# start of MATERIAL FOR THIS EXERCISE
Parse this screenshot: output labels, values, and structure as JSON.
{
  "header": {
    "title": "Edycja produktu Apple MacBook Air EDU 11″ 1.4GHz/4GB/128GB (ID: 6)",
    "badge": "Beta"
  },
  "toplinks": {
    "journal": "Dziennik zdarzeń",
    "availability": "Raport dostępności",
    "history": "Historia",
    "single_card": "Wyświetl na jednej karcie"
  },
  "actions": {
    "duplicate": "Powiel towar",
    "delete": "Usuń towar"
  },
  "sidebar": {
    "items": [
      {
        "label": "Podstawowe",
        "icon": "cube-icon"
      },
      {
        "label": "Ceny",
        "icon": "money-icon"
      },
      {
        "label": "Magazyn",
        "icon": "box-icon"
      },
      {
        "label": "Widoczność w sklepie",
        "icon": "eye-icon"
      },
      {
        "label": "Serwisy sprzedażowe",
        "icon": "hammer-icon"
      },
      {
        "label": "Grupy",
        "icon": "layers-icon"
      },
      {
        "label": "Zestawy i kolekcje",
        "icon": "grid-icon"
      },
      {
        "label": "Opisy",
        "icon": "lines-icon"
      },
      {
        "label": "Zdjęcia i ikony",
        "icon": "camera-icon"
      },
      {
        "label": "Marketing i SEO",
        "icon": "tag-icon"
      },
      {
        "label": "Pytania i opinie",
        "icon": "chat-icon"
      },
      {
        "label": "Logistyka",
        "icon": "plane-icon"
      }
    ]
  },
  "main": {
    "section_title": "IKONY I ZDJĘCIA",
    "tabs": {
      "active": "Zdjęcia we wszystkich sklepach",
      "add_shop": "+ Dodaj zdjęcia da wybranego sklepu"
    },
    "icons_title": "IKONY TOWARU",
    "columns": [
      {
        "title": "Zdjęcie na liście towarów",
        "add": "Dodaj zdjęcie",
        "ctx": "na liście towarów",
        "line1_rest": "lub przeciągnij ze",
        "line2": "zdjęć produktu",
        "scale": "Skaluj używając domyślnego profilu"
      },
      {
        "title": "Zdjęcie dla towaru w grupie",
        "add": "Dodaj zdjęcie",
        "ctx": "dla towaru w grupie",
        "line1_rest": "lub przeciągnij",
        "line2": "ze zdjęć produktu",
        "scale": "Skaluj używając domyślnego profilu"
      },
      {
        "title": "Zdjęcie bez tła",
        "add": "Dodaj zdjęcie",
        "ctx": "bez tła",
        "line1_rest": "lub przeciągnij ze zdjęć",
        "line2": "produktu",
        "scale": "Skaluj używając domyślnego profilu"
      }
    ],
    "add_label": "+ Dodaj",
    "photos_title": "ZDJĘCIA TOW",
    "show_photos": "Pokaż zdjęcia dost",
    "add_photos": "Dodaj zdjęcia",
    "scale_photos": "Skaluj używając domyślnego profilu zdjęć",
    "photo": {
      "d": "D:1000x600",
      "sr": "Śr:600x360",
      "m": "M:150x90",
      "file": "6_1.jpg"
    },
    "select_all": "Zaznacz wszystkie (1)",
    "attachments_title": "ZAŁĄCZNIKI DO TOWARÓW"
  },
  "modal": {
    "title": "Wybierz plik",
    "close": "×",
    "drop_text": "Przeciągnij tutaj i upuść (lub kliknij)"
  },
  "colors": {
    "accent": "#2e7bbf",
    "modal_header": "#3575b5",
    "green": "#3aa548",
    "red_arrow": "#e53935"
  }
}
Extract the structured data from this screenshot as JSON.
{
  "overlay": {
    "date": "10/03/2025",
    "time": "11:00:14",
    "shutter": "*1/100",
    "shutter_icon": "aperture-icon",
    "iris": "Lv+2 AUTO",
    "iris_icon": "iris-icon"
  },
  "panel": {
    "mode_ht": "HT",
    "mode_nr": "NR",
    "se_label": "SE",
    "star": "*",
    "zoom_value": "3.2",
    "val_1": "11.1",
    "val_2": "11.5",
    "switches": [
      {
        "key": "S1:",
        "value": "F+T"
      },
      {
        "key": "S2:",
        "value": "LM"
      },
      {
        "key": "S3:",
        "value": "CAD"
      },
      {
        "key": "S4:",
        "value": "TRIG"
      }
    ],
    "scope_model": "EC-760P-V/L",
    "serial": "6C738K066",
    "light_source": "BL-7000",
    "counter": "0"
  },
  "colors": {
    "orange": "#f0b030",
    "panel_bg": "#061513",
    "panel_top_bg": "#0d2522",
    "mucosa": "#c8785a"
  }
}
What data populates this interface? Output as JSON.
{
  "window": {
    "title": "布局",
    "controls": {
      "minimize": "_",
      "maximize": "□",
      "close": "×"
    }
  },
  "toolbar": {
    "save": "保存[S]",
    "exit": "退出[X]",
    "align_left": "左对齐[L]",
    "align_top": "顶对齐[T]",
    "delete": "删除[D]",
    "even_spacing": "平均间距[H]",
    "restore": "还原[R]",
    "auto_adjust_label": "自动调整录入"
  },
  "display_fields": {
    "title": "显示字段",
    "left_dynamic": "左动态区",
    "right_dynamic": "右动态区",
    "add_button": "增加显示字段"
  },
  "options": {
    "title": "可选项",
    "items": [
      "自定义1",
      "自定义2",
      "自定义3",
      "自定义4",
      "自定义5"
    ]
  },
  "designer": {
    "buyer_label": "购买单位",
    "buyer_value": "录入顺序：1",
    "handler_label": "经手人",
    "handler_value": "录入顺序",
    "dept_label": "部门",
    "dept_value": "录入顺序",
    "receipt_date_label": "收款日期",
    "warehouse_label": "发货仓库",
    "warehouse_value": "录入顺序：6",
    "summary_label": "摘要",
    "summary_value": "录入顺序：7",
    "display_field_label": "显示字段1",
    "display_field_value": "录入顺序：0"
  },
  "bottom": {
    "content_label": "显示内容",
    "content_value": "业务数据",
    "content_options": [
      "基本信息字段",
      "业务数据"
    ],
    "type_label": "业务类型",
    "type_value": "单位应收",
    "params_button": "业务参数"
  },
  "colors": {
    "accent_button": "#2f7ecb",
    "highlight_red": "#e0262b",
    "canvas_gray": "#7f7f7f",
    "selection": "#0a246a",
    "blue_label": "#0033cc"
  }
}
# end of MATERIAL FOR THIS EXERCISE
* **AIM OF THE EXERCISE**
Each line of the material above needs to be quoted exactly, please.

* **ANSWER TO THIS PROBLEM**
Parse this screenshot: output labels, values, and structure as JSON.
{
  "header": {
    "title": "Edycja produktu Apple MacBook Air EDU 11″ 1.4GHz/4GB/128GB (ID: 6)",
    "badge": "Beta"
  },
  "toplinks": {
    "journal": "Dziennik zdarzeń",
    "availability": "Raport dostępności",
    "history": "Historia",
    "single_card": "Wyświetl na jednej karcie"
  },
  "actions": {
    "duplicate": "Powiel towar",
    "delete": "Usuń towar"
  },
  "sidebar": {
    "items": [
      {
        "label": "Podstawowe",
        "icon": "cube-icon"
      },
      {
        "label": "Ceny",
        "icon": "money-icon"
      },
      {
        "label": "Magazyn",
        "icon": "box-icon"
      },
      {
        "label": "Widoczność w sklepie",
        "icon": "eye-icon"
      },
      {
        "label": "Serwisy sprzedażowe",
        "icon": "hammer-icon"
      },
      {
        "label": "Grupy",
        "icon": "layers-icon"
      },
      {
        "label": "Zestawy i kolekcje",
        "icon": "grid-icon"
      },
      {
        "label": "Opisy",
        "icon": "lines-icon"
      },
      {
        "label": "Zdjęcia i ikony",
        "icon": "camera-icon"
      },
      {
        "label": "Marketing i SEO",
        "icon": "tag-icon"
      },
      {
        "label": "Pytania i opinie",
        "icon": "chat-icon"
      },
      {
        "label": "Logistyka",
        "icon": "plane-icon"
      }
    ]
  },
  "main": {
    "section_title": "IKONY I ZDJĘCIA",
    "tabs": {
      "active": "Zdjęcia we wszystkich sklepach",
      "add_shop": "+ Dodaj zdjęcia da wybranego sklepu"
    },
    "icons_title": "IKONY TOWARU",
    "columns": [
      {
        "title": "Zdjęcie na liście towarów",
        "add": "Dodaj zdjęcie",
        "ctx": "na liście towarów",
        "line1_rest": "lub przeciągnij ze",
        "line2": "zdjęć produktu",
        "scale": "Skaluj używając domyślnego profilu"
      },
      {
        "title": "Zdjęcie dla towaru w grupie",
        "add": "Dodaj zdjęcie",
        "ctx": "dla towaru w grupie",
        "line1_rest": "lub przeciągnij",
        "line2": "ze zdjęć produktu",
        "scale": "Skaluj używając domyślnego profilu"
      },
      {
        "title": "Zdjęcie bez tła",
        "add": "Dodaj zdjęcie",
        "ctx": "bez tła",
        "line1_rest": "lub przeciągnij ze zdjęć",
        "line2": "produktu",
        "scale": "Skaluj używając domyślnego profilu"
      }
    ],
    "add_label": "+ Dodaj",
    "photos_title": "ZDJĘCIA TOW",
    "show_photos": "Pokaż zdjęcia dost",
    "add_photos": "Dodaj zdjęcia",
    "scale_photos": "Skaluj używając domyślnego profilu zdjęć",
    "photo": {
      "d": "D:1000x600",
      "sr": "Śr:600x360",
      "m": "M:150x90",
      "file": "6_1.jpg"
    },
    "select_all": "Zaznacz wszystkie (1)",
    "attachments_title": "ZAŁĄCZNIKI DO TOWARÓW"
  },
  "modal": {
    "title": "Wybierz plik",
    "close": "×",
    "drop_text": "Przeciągnij tutaj i upuść (lub kliknij)"
  },
  "colors": {
    "accent": "#2e7bbf",
    "modal_header": "#3575b5",
    "green": "#3aa548",
    "red_arrow": "#e53935"
  }
}
Extract the structured data from this screenshot as JSON.
{
  "overlay": {
    "date": "10/03/2025",
    "time": "11:00:14",
    "shutter": "*1/100",
    "shutter_icon": "aperture-icon",
    "iris": "Lv+2 AUTO",
    "iris_icon": "iris-icon"
  },
  "panel": {
    "mode_ht": "HT",
    "mode_nr": "NR",
    "se_label": "SE",
    "star": "*",
    "zoom_value": "3.2",
    "val_1": "11.1",
    "val_2": "11.5",
    "switches": [
      {
        "key": "S1:",
        "value": "F+T"
      },
      {
        "key": "S2:",
        "value": "LM"
      },
      {
        "key": "S3:",
        "value": "CAD"
      },
      {
        "key": "S4:",
        "value": "TRIG"
      }
    ],
    "scope_model": "EC-760P-V/L",
    "serial": "6C738K066",
    "light_source": "BL-7000",
    "counter": "0"
  },
  "colors": {
    "orange": "#f0b030",
    "panel_bg": "#061513",
    "panel_top_bg": "#0d2522",
    "mucosa": "#c8785a"
  }
}
What data populates this interface? Output as JSON.
{
  "window": {
    "title": "布局",
    "controls": {
      "minimize": "_",
      "maximize": "□",
      "close": "×"
    }
  },
  "toolbar": {
    "save": "保存[S]",
    "exit": "退出[X]",
    "align_left": "左对齐[L]",
    "align_top": "顶对齐[T]",
    "delete": "删除[D]",
    "even_spacing": "平均间距[H]",
    "restore": "还原[R]",
    "auto_adjust_label": "自动调整录入"
  },
  "display_fields": {
    "title": "显示字段",
    "left_dynamic": "左动态区",
    "right_dynamic": "右动态区",
    "add_button": "增加显示字段"
  },
  "options": {
    "title": "可选项",
    "items": [
      "自定义1",
      "自定义2",
      "自定义3",
      "自定义4",
      "自定义5"
    ]
  },
  "designer": {
    "buyer_label": "购买单位",
    "buyer_value": "录入顺序：1",
    "handler_label": "经手人",
    "handler_value": "录入顺序",
    "dept_label": "部门",
    "dept_value": "录入顺序",
    "receipt_date_label": "收款日期",
    "warehouse_label": "发货仓库",
    "warehouse_value": "录入顺序：6",
    "summary_label": "摘要",
    "summary_value": "录入顺序：7",
    "display_field_label": "显示字段1",
    "display_field_value": "录入顺序：0"
  },
  "bottom": {
    "content_label": "显示内容",
    "content_value": "业务数据",
    "content_options": [
      "基本信息字段",
      "业务数据"
    ],
    "type_label": "业务类型",
    "type_value": "单位应收",
    "params_button": "业务参数"
  },
  "colors": {
    "accent_button": "#2f7ecb",
    "highlight_red": "#e0262b",
    "canvas_gray": "#7f7f7f",
    "selection": "#0a246a",
    "blue_label": "#0033cc"
  }
}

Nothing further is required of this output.